[Collected data]

<<<<

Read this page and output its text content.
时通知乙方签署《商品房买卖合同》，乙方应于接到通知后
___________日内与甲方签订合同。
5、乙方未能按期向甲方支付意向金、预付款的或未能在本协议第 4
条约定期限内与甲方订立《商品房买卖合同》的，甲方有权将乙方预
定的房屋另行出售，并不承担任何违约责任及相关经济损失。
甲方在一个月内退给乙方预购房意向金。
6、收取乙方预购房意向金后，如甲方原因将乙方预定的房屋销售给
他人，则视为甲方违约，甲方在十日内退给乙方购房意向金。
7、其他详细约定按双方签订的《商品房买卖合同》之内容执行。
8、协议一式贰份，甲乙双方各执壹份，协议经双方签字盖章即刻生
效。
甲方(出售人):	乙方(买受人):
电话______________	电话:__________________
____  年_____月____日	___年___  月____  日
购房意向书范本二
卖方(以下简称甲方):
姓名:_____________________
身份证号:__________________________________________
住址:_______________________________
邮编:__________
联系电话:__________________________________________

>>>>

§ **WHAT THE EXERCISE ASKS**: Gather each line in these records that contains the string "商品房买卖合同".

§ **EXPECTED ANSWER**:
时通知乙方签署《商品房买卖合同》，乙方应于接到通知后
条约定期限内与甲方订立《商品房买卖合同》的，甲方有权将乙方预
7、其他详细约定按双方签订的《商品房买卖合同》之内容执行。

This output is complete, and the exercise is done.